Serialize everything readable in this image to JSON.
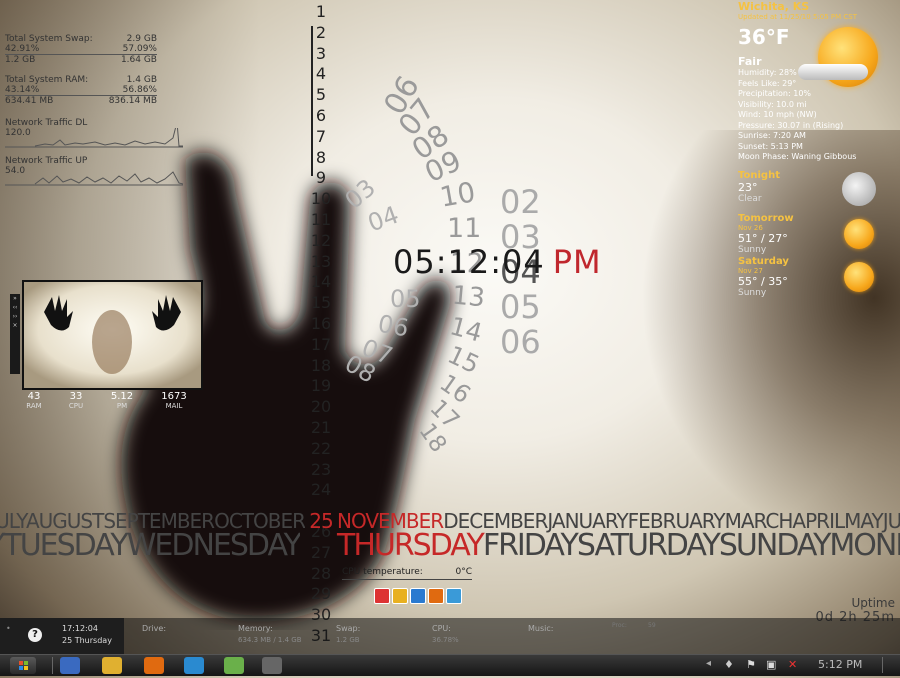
{
  "sysstats": {
    "swap_label": "Total System Swap:",
    "swap_total": "2.9 GB",
    "swap_pct_used": "42.91%",
    "swap_pct_free": "57.09%",
    "swap_used": "1.2 GB",
    "swap_free": "1.64 GB",
    "ram_label": "Total System RAM:",
    "ram_total": "1.4 GB",
    "ram_pct_used": "43.14%",
    "ram_pct_free": "56.86%",
    "ram_used": "634.41 MB",
    "ram_free": "836.14 MB",
    "dl_label": "Network Traffic DL",
    "dl_val": "120.0",
    "up_label": "Network Traffic UP",
    "up_val": "54.0"
  },
  "calendar": {
    "days": [
      "1",
      "2",
      "3",
      "4",
      "5",
      "6",
      "7",
      "8",
      "9",
      "10",
      "11",
      "12",
      "13",
      "14",
      "15",
      "16",
      "17",
      "18",
      "19",
      "20",
      "21",
      "22",
      "23",
      "24",
      "25",
      "26",
      "27",
      "28",
      "29",
      "30",
      "31"
    ],
    "today": "25",
    "months_before": "EJULYAUGUSTSEPTEMBEROCTOBER",
    "month_current": "NOVEMBER",
    "months_after": "DECEMBERJANUARYFEBRUARYMARCHAPRILMAYJUN",
    "weekdays_before": "YTUESDAYWEDNESDAY",
    "weekday_current": "THURSDAY",
    "weekdays_after": "FRIDAYSATURDAYSUNDAYMOND,"
  },
  "clock": {
    "time": "05:12:04",
    "ampm": "PM"
  },
  "spiral": {
    "minutes": [
      "02",
      "03",
      "04",
      "05",
      "06"
    ],
    "inner": [
      "06",
      "07",
      "08",
      "09",
      "10",
      "11",
      "12",
      "13",
      "14",
      "15",
      "16",
      "17",
      "18"
    ],
    "left": [
      "03",
      "04",
      "05",
      "06",
      "07",
      "08"
    ]
  },
  "weather": {
    "location": "Wichita, KS",
    "updated": "Updated at 11/25/10 5:05 PM CST",
    "temp": "36°F",
    "condition": "Fair",
    "details": [
      "Humidity: 28%",
      "Feels Like: 29°",
      "Precipitation: 10%",
      "Visibility: 10.0 mi",
      "Wind: 10 mph (NW)",
      "Pressure: 30.07 in (Rising)",
      "Sunrise: 7:20 AM",
      "Sunset: 5:13 PM",
      "Moon Phase: Waning Gibbous"
    ],
    "forecast": [
      {
        "day": "Tonight",
        "date": "",
        "temps": "23°",
        "cond": "Clear",
        "icon": "moon-icon"
      },
      {
        "day": "Tomorrow",
        "date": "Nov 26",
        "temps": "51° / 27°",
        "cond": "Sunny",
        "icon": "sun-icon"
      },
      {
        "day": "Saturday",
        "date": "Nov 27",
        "temps": "55° / 35°",
        "cond": "Sunny",
        "icon": "sun-icon"
      }
    ]
  },
  "media": {
    "stats": [
      {
        "value": "43",
        "label": "RAM"
      },
      {
        "value": "33",
        "label": "CPU"
      },
      {
        "value": "5.12",
        "label": "PM"
      },
      {
        "value": "1673",
        "label": "MAIL"
      }
    ]
  },
  "cpu_temp": {
    "label": "CPU temperature:",
    "value": "0°C"
  },
  "uptime": {
    "label": "Uptime",
    "value": "0d 2h 25m"
  },
  "infobar": {
    "time": "17:12:04",
    "date": "25 Thursday",
    "drive_label": "Drive:",
    "memory_label": "Memory:",
    "memory_value": "634.3 MB / 1.4 GB",
    "swap_label": "Swap:",
    "swap_value": "1.2 GB",
    "cpu_label": "CPU:",
    "cpu_value": "36.78%",
    "music_label": "Music:",
    "proc_label": "Proc:",
    "proc_value": "59"
  },
  "taskbar": {
    "clock": "5:12 PM"
  },
  "colors": {
    "accent_red": "#c62828",
    "weather_gold": "#f5c242"
  }
}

# # #

The task
Print all the records again exactly; do not include any picture.

Answer to the task
Serialize everything readable in this image to JSON.
{
  "sysstats": {
    "swap_label": "Total System Swap:",
    "swap_total": "2.9 GB",
    "swap_pct_used": "42.91%",
    "swap_pct_free": "57.09%",
    "swap_used": "1.2 GB",
    "swap_free": "1.64 GB",
    "ram_label": "Total System RAM:",
    "ram_total": "1.4 GB",
    "ram_pct_used": "43.14%",
    "ram_pct_free": "56.86%",
    "ram_used": "634.41 MB",
    "ram_free": "836.14 MB",
    "dl_label": "Network Traffic DL",
    "dl_val": "120.0",
    "up_label": "Network Traffic UP",
    "up_val": "54.0"
  },
  "calendar": {
    "days": [
      "1",
      "2",
      "3",
      "4",
      "5",
      "6",
      "7",
      "8",
      "9",
      "10",
      "11",
      "12",
      "13",
      "14",
      "15",
      "16",
      "17",
      "18",
      "19",
      "20",
      "21",
      "22",
      "23",
      "24",
      "25",
      "26",
      "27",
      "28",
      "29",
      "30",
      "31"
    ],
    "today": "25",
    "months_before": "EJULYAUGUSTSEPTEMBEROCTOBER",
    "month_current": "NOVEMBER",
    "months_after": "DECEMBERJANUARYFEBRUARYMARCHAPRILMAYJUN",
    "weekdays_before": "YTUESDAYWEDNESDAY",
    "weekday_current": "THURSDAY",
    "weekdays_after": "FRIDAYSATURDAYSUNDAYMOND,"
  },
  "clock": {
    "time": "05:12:04",
    "ampm": "PM"
  },
  "spiral": {
    "minutes": [
      "02",
      "03",
      "04",
      "05",
      "06"
    ],
    "inner": [
      "06",
      "07",
      "08",
      "09",
      "10",
      "11",
      "12",
      "13",
      "14",
      "15",
      "16",
      "17",
      "18"
    ],
    "left": [
      "03",
      "04",
      "05",
      "06",
      "07",
      "08"
    ]
  },
  "weather": {
    "location": "Wichita, KS",
    "updated": "Updated at 11/25/10 5:05 PM CST",
    "temp": "36°F",
    "condition": "Fair",
    "details": [
      "Humidity: 28%",
      "Feels Like: 29°",
      "Precipitation: 10%",
      "Visibility: 10.0 mi",
      "Wind: 10 mph (NW)",
      "Pressure: 30.07 in (Rising)",
      "Sunrise: 7:20 AM",
      "Sunset: 5:13 PM",
      "Moon Phase: Waning Gibbous"
    ],
    "forecast": [
      {
        "day": "Tonight",
        "date": "",
        "temps": "23°",
        "cond": "Clear",
        "icon": "moon-icon"
      },
      {
        "day": "Tomorrow",
        "date": "Nov 26",
        "temps": "51° / 27°",
        "cond": "Sunny",
        "icon": "sun-icon"
      },
      {
        "day": "Saturday",
        "date": "Nov 27",
        "temps": "55° / 35°",
        "cond": "Sunny",
        "icon": "sun-icon"
      }
    ]
  },
  "media": {
    "stats": [
      {
        "value": "43",
        "label": "RAM"
      },
      {
        "value": "33",
        "label": "CPU"
      },
      {
        "value": "5.12",
        "label": "PM"
      },
      {
        "value": "1673",
        "label": "MAIL"
      }
    ]
  },
  "cpu_temp": {
    "label": "CPU temperature:",
    "value": "0°C"
  },
  "uptime": {
    "label": "Uptime",
    "value": "0d 2h 25m"
  },
  "infobar": {
    "time": "17:12:04",
    "date": "25 Thursday",
    "drive_label": "Drive:",
    "memory_label": "Memory:",
    "memory_value": "634.3 MB / 1.4 GB",
    "swap_label": "Swap:",
    "swap_value": "1.2 GB",
    "cpu_label": "CPU:",
    "cpu_value": "36.78%",
    "music_label": "Music:",
    "proc_label": "Proc:",
    "proc_value": "59"
  },
  "taskbar": {
    "clock": "5:12 PM"
  },
  "colors": {
    "accent_red": "#c62828",
    "weather_gold": "#f5c242"
  }
}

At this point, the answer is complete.